[GIVEN EXERCISE]:
Using the listing beneath this task, count the lines with the word "arrow" and write only the result.

------------------------------------------------------------

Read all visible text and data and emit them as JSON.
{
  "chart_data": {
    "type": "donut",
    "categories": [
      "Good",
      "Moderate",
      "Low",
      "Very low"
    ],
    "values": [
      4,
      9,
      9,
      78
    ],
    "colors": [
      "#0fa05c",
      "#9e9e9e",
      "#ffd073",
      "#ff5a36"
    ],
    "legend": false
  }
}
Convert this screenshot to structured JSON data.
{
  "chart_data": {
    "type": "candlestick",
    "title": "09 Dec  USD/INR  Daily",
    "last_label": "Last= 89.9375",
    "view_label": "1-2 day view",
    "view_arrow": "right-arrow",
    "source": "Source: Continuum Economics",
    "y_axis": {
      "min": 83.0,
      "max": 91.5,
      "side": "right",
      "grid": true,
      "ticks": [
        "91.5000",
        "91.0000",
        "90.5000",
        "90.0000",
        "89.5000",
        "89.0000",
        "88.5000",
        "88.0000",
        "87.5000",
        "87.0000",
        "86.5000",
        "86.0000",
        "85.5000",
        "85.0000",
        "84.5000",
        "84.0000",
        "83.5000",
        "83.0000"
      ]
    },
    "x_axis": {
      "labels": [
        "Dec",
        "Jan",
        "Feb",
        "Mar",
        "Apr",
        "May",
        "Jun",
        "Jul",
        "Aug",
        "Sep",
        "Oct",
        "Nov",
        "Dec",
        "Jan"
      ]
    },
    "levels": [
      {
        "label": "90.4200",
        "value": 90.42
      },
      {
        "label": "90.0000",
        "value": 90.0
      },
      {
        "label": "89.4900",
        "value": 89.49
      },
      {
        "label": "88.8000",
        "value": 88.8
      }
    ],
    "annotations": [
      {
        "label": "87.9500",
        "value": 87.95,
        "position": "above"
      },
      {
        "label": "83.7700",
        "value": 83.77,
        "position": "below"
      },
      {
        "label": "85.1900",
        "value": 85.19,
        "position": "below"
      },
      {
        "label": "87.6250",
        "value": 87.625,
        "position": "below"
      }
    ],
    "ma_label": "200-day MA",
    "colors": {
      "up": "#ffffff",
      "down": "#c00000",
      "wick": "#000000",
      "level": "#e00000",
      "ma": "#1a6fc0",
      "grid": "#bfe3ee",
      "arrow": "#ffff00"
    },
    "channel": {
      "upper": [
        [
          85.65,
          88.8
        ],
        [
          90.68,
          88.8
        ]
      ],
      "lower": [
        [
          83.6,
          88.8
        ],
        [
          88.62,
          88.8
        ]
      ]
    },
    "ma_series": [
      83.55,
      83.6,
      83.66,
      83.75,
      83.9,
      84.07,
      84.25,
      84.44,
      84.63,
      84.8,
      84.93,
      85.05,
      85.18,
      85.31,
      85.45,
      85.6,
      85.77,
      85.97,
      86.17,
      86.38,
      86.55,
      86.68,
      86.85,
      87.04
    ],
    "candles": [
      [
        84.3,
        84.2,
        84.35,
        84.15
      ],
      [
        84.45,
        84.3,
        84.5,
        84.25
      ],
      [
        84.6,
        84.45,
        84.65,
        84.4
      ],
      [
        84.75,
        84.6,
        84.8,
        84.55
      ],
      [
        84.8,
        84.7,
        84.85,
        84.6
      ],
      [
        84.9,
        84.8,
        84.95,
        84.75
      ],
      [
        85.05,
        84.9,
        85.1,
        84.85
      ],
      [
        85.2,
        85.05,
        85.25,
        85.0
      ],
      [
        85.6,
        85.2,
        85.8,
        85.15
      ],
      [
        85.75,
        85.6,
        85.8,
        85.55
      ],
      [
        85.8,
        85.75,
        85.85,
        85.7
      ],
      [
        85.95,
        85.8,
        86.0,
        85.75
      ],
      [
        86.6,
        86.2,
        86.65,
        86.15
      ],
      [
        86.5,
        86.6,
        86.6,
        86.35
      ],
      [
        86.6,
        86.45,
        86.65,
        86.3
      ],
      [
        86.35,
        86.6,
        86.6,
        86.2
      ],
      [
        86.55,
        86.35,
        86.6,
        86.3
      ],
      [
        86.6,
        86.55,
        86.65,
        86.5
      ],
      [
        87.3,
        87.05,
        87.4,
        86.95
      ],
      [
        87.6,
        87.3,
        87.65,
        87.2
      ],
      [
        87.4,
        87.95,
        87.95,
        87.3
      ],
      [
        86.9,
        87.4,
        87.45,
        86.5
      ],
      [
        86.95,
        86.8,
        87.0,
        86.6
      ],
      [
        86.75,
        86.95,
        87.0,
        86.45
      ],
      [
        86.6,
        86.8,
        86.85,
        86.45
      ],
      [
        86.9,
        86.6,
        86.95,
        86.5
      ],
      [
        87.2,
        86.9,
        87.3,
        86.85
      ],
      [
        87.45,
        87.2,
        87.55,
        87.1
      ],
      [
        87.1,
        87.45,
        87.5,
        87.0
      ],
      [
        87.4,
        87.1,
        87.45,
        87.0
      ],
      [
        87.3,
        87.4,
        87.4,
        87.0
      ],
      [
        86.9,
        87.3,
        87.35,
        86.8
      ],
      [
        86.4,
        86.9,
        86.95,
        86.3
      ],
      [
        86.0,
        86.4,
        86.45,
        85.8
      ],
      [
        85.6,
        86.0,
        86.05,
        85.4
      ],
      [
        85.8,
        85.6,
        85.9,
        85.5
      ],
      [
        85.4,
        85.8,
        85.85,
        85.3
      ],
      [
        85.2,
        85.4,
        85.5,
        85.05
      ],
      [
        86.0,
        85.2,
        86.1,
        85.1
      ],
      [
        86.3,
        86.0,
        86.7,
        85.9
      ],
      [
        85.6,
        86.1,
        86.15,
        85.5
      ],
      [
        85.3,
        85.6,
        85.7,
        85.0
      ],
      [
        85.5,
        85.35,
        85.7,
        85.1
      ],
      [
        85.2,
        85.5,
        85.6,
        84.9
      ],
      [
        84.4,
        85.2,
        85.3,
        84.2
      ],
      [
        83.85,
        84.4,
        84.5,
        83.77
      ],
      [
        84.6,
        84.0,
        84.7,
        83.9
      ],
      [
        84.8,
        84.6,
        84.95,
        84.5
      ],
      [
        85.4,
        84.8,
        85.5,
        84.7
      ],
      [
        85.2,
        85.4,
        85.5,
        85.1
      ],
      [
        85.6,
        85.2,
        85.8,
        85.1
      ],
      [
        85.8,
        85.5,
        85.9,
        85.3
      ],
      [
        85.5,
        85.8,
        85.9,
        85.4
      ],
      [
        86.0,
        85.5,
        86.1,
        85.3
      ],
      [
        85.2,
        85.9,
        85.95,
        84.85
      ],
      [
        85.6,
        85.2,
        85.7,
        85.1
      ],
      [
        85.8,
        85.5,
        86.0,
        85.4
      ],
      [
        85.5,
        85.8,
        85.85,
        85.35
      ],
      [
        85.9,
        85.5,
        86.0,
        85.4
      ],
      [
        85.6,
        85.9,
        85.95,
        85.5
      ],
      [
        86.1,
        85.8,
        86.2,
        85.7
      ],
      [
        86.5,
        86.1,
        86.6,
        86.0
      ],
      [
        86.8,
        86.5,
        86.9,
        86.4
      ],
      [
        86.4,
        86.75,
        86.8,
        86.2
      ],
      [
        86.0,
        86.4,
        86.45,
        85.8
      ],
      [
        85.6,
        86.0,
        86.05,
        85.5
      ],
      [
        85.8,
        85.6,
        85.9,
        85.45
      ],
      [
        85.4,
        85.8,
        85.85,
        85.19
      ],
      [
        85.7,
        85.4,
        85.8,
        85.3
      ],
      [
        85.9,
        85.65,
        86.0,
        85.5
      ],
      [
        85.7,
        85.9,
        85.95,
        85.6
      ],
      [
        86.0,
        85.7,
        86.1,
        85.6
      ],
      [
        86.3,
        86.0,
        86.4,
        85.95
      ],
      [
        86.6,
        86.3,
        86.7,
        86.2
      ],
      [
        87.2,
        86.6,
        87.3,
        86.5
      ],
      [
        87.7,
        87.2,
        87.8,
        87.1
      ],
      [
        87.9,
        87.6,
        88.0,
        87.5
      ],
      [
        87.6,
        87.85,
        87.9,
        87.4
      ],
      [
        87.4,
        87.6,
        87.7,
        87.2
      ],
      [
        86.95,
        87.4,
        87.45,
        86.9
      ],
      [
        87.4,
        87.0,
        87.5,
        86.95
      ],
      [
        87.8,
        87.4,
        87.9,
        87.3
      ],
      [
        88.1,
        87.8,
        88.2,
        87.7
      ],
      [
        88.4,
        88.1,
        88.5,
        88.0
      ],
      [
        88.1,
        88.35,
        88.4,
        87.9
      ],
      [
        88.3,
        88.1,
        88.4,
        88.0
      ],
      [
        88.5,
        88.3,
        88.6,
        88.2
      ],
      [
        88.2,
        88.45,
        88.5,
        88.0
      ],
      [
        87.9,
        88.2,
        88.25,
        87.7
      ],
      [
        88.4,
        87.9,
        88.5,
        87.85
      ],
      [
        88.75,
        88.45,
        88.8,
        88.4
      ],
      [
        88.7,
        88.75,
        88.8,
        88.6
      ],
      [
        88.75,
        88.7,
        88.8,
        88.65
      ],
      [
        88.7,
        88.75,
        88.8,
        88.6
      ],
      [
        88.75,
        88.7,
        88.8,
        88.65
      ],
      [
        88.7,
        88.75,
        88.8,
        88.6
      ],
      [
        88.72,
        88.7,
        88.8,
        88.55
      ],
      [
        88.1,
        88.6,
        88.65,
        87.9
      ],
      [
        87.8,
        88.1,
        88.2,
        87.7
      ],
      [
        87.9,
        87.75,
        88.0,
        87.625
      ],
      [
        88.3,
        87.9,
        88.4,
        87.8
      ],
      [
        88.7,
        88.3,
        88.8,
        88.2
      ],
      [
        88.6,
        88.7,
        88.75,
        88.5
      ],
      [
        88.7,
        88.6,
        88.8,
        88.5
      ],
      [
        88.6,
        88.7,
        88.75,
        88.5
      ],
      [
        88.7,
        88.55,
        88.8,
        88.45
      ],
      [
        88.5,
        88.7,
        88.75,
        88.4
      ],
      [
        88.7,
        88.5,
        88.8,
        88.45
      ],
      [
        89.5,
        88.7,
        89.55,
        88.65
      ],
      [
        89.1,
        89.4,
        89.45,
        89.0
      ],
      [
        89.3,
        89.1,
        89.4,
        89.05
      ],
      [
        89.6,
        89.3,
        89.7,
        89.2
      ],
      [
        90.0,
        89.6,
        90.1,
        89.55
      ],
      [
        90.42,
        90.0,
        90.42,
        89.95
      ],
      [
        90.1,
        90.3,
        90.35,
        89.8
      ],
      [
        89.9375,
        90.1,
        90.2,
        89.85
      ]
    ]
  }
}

------------------------------------------------------------

[TASK ANSWER]:
2